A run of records

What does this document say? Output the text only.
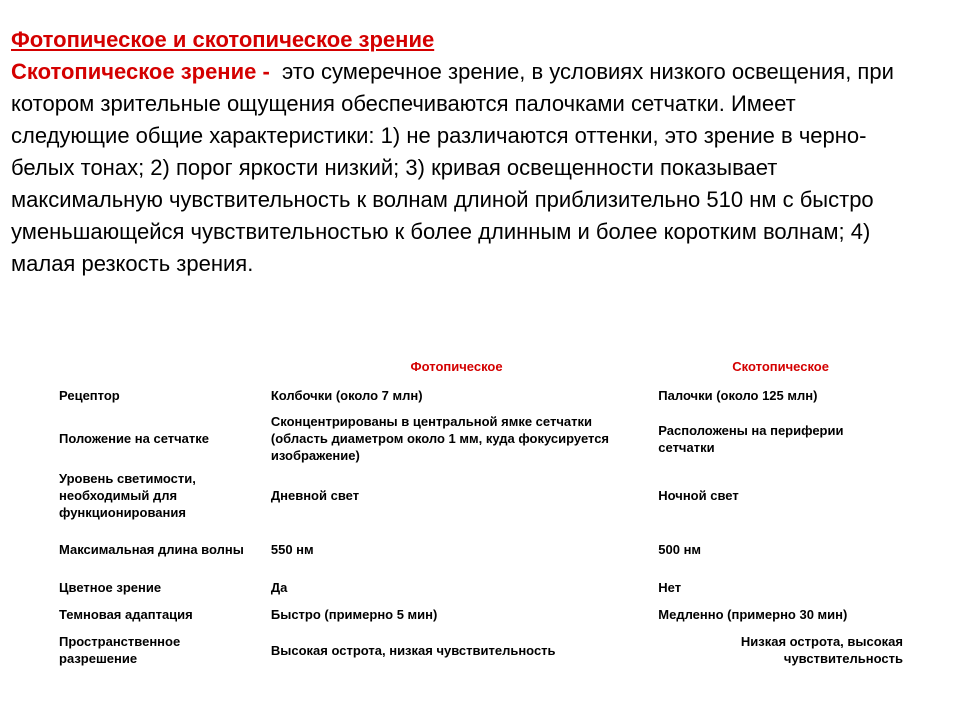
Фотопическое и скотопическое зрение

Скотопическое зрение - это сумеречное зрение, в условиях низкого освещения, при котором зрительные ощущения обеспечиваются палочками сетчатки. Имеет следующие общие характеристики: 1) не различаются оттенки, это зрение в черно-белых тонах; 2) порог яркости низкий; 3) кривая освещенности показывает максимальную чувствительность к волнам длиной приблизительно 510 нм с быстро уменьшающейся чувствительностью к более длинным и более коротким волнам; 4) малая резкость зрения.

	Фотопическое	Скотопическое
Рецептор	Колбочки (около 7 млн)	Палочки (около 125 млн)
Положение на сетчатке	Сконцентрированы в центральной ямке сетчатки (область диаметром около 1 мм, куда фокусируется изображение)	Расположены на периферии сетчатки
Уровень светимости, необходимый для функционирования	Дневной свет	Ночной свет
Максимальная длина волны	550 нм	500 нм
Цветное зрение	Да	Нет
Темновая адаптация	Быстро (примерно 5 мин)	Медленно (примерно 30 мин)
Пространственное разрешение	Высокая острота, низкая чувствительность	Низкая острота, высокая чувствительность
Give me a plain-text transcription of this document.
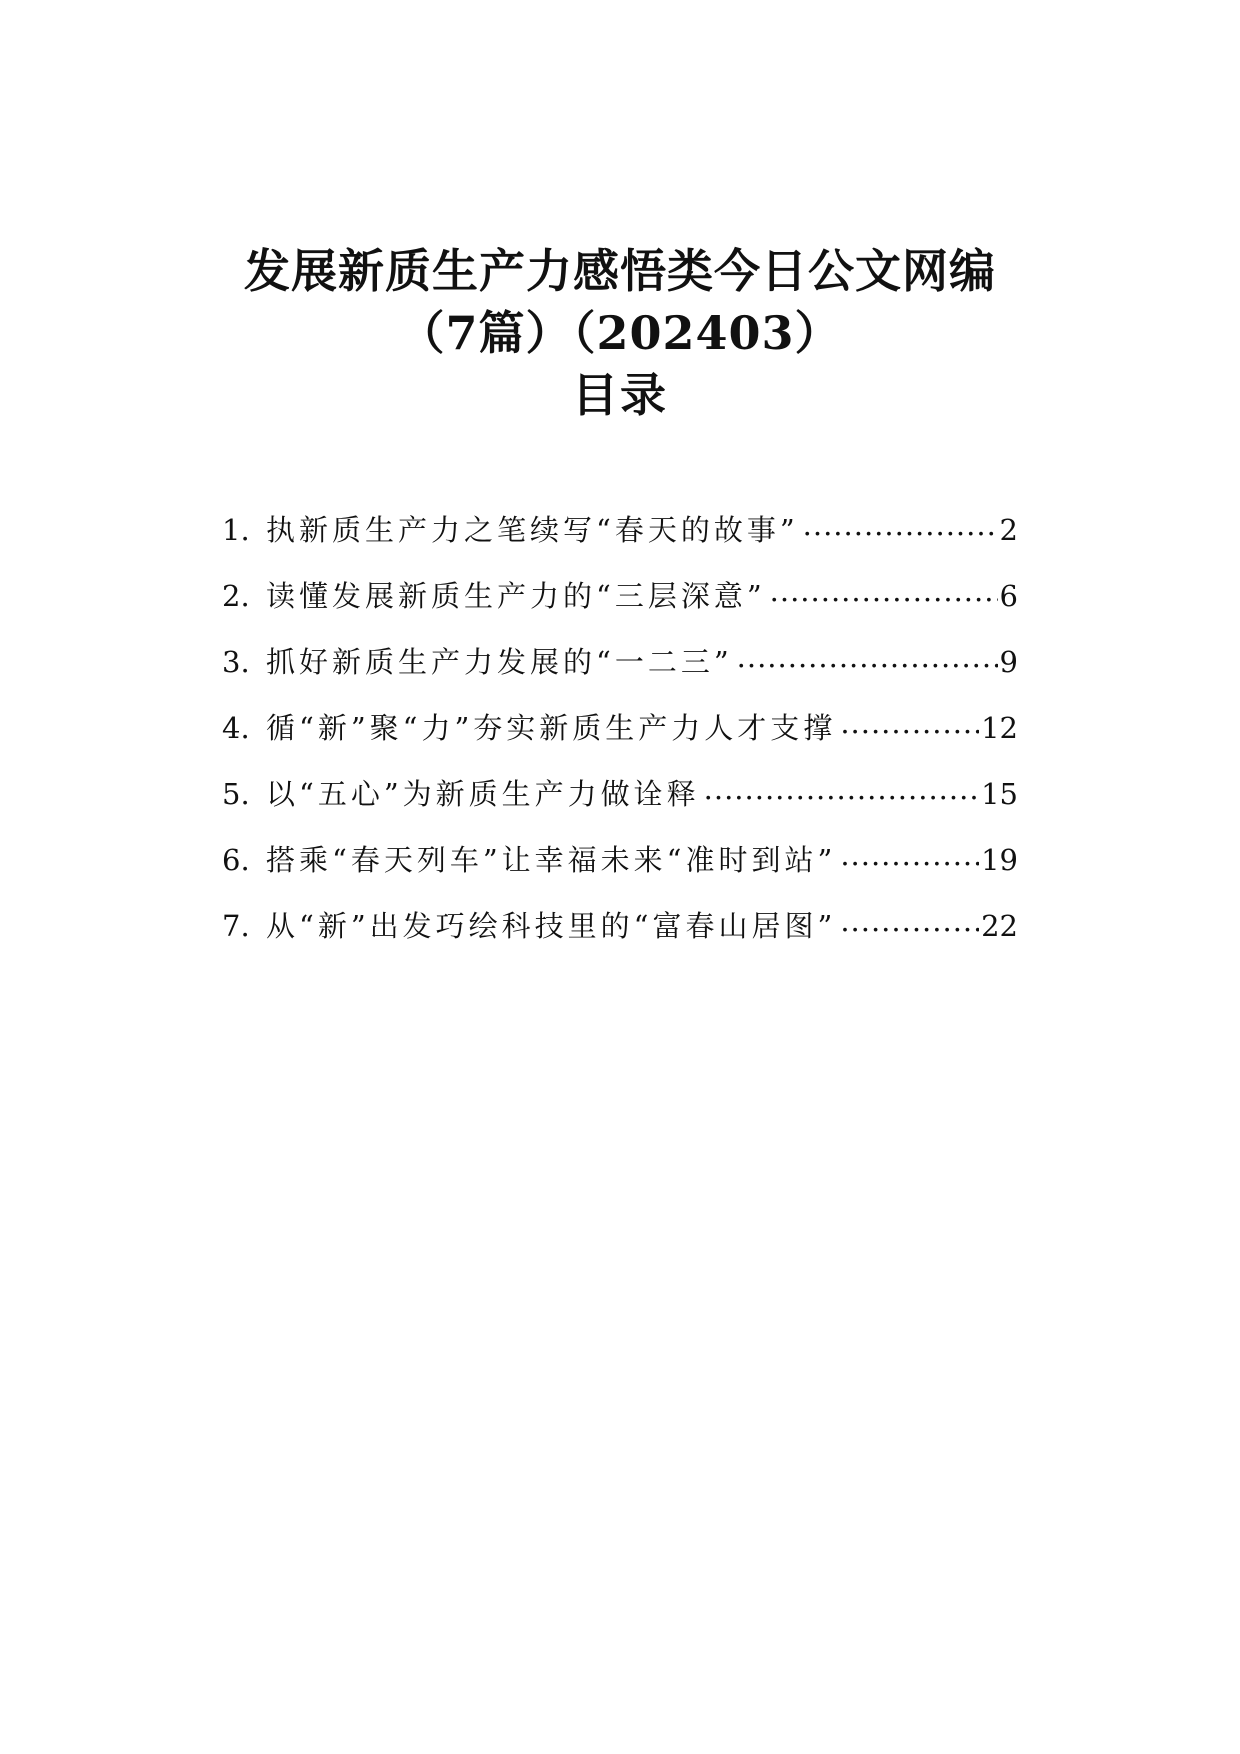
发展新质生产力感悟类今日公文网编
（7篇）（202403）
目录
1. 执新质生产力之笔续写“春天的故事” .....	2
2. 读懂发展新质生产力的“三层深意” .....	6
3. 抓好新质生产力发展的“一二三” .....	9
4. 循“新”聚“力”夯实新质生产力人才支撑 .....	12
5. 以“五心”为新质生产力做诠释 .....	15
6. 搭乘“春天列车”让幸福未来“准时到站” .....	19
7. 从“新”出发巧绘科技里的“富春山居图” .....	22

DIRECTIONS FOR THIS TASK
Retype the whole listing, keeping every line identical and omitting all pictures.

REPLY TO THE TASK
What does this document say? Output the text only.
Фотопическое и скотопическое зрение

Скотопическое зрение - это сумеречное зрение, в условиях низкого освещения, при котором зрительные ощущения обеспечиваются палочками сетчатки. Имеет следующие общие характеристики: 1) не различаются оттенки, это зрение в черно-белых тонах; 2) порог яркости низкий; 3) кривая освещенности показывает максимальную чувствительность к волнам длиной приблизительно 510 нм с быстро уменьшающейся чувствительностью к более длинным и более коротким волнам; 4) малая резкость зрения.

	Фотопическое	Скотопическое
Рецептор	Колбочки (около 7 млн)	Палочки (около 125 млн)
Положение на сетчатке	Сконцентрированы в центральной ямке сетчатки (область диаметром около 1 мм, куда фокусируется изображение)	Расположены на периферии сетчатки
Уровень светимости, необходимый для функционирования	Дневной свет	Ночной свет
Максимальная длина волны	550 нм	500 нм
Цветное зрение	Да	Нет
Темновая адаптация	Быстро (примерно 5 мин)	Медленно (примерно 30 мин)
Пространственное разрешение	Высокая острота, низкая чувствительность	Низкая острота, высокая чувствительность
Give me a plain-text transcription of this document.
发展新质生产力感悟类今日公文网编
（7篇）（202403）
目录
1. 执新质生产力之笔续写“春天的故事” .....	2
2. 读懂发展新质生产力的“三层深意” .....	6
3. 抓好新质生产力发展的“一二三” .....	9
4. 循“新”聚“力”夯实新质生产力人才支撑 .....	12
5. 以“五心”为新质生产力做诠释 .....	15
6. 搭乘“春天列车”让幸福未来“准时到站” .....	19
7. 从“新”出发巧绘科技里的“富春山居图” .....	22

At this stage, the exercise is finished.